▶ **Data excerpts**:
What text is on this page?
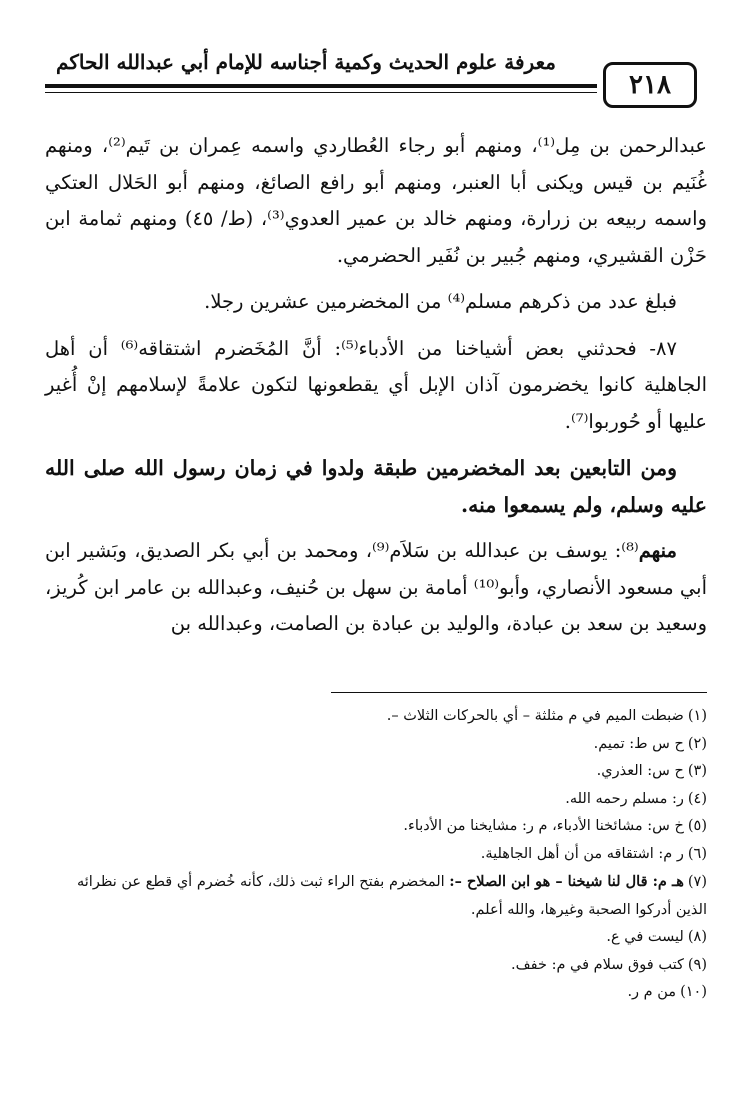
معرفة علوم الحديث وكمية أجناسه للإمام أبي عبدالله الحاكم
٢١٨

عبدالرحمن بن مِل⁽¹⁾، ومنهم أبو رجاء العُطاردي واسمه عِمران بن تَيم⁽²⁾، ومنهم غُنَيم بن قيس ويكنى أبا العنبر، ومنهم أبو رافع الصائغ، ومنهم أبو الحَلال العتكي واسمه ربيعه بن زرارة، ومنهم خالد بن عمير العدوي⁽³⁾، (ط/ ٤٥) ومنهم ثمامة ابن حَزْن القشيري، ومنهم جُبير بن نُفَير الحضرمي.

فبلغ عدد من ذكرهم مسلم⁽⁴⁾ من المخضرمين عشرين رجلا.

٨٧- فحدثني بعض أشياخنا من الأدباء⁽⁵⁾: أنَّ المُخَضرم اشتقاقه⁽⁶⁾ أن أهل الجاهلية كانوا يخضرمون آذان الإبل أي يقطعونها لتكون علامةً لإسلامهم إنْ أُغير عليها أو حُوربوا⁽⁷⁾.

ومن التابعين بعد المخضرمين طبقة ولدوا في زمان رسول الله صلى الله عليه وسلم، ولم يسمعوا منه.

منهم⁽⁸⁾: يوسف بن عبدالله بن سَلاَم⁽⁹⁾، ومحمد بن أبي بكر الصديق، وبَشير ابن أبي مسعود الأنصاري، وأبو⁽¹⁰⁾ أمامة بن سهل بن حُنيف، وعبدالله بن عامر ابن كُريز، وسعيد بن سعد بن عبادة، والوليد بن عبادة بن الصامت، وعبدالله بن

(١)ضبطت الميم في م مثلثة – أي بالحركات الثلاث –.

(٢)ح س ط: تميم.

(٣)ح س: العذري.

(٤)ر: مسلم رحمه الله.

(٥)خ س: مشائخنا الأدباء، م ر: مشايخنا من الأدباء.

(٦)ر م: اشتقاقه من أن أهل الجاهلية.

(٧)هـ م: قال لنا شيخنا – هو ابن الصلاح –: المخضرم بفتح الراء ثبت ذلك، كأنه خُضرم أي قطع عن نظرائه الذين أدركوا الصحبة وغيرها، والله أعلم.

(٨)ليست في ع.

(٩)كتب فوق سلام في م: خفف.

(١٠)من م ر.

▶ **What this task involves**:
Print the entries above exactly, taking out only the pictures.

▶ **Solution for this task**:
What text is on this page?
معرفة علوم الحديث وكمية أجناسه للإمام أبي عبدالله الحاكم
٢١٨

عبدالرحمن بن مِل⁽¹⁾، ومنهم أبو رجاء العُطاردي واسمه عِمران بن تَيم⁽²⁾، ومنهم غُنَيم بن قيس ويكنى أبا العنبر، ومنهم أبو رافع الصائغ، ومنهم أبو الحَلال العتكي واسمه ربيعه بن زرارة، ومنهم خالد بن عمير العدوي⁽³⁾، (ط/ ٤٥) ومنهم ثمامة ابن حَزْن القشيري، ومنهم جُبير بن نُفَير الحضرمي.

فبلغ عدد من ذكرهم مسلم⁽⁴⁾ من المخضرمين عشرين رجلا.

٨٧- فحدثني بعض أشياخنا من الأدباء⁽⁵⁾: أنَّ المُخَضرم اشتقاقه⁽⁶⁾ أن أهل الجاهلية كانوا يخضرمون آذان الإبل أي يقطعونها لتكون علامةً لإسلامهم إنْ أُغير عليها أو حُوربوا⁽⁷⁾.

ومن التابعين بعد المخضرمين طبقة ولدوا في زمان رسول الله صلى الله عليه وسلم، ولم يسمعوا منه.

منهم⁽⁸⁾: يوسف بن عبدالله بن سَلاَم⁽⁹⁾، ومحمد بن أبي بكر الصديق، وبَشير ابن أبي مسعود الأنصاري، وأبو⁽¹⁰⁾ أمامة بن سهل بن حُنيف، وعبدالله بن عامر ابن كُريز، وسعيد بن سعد بن عبادة، والوليد بن عبادة بن الصامت، وعبدالله بن

(١)ضبطت الميم في م مثلثة – أي بالحركات الثلاث –.

(٢)ح س ط: تميم.

(٣)ح س: العذري.

(٤)ر: مسلم رحمه الله.

(٥)خ س: مشائخنا الأدباء، م ر: مشايخنا من الأدباء.

(٦)ر م: اشتقاقه من أن أهل الجاهلية.

(٧)هـ م: قال لنا شيخنا – هو ابن الصلاح –: المخضرم بفتح الراء ثبت ذلك، كأنه خُضرم أي قطع عن نظرائه الذين أدركوا الصحبة وغيرها، والله أعلم.

(٨)ليست في ع.

(٩)كتب فوق سلام في م: خفف.

(١٠)من م ر.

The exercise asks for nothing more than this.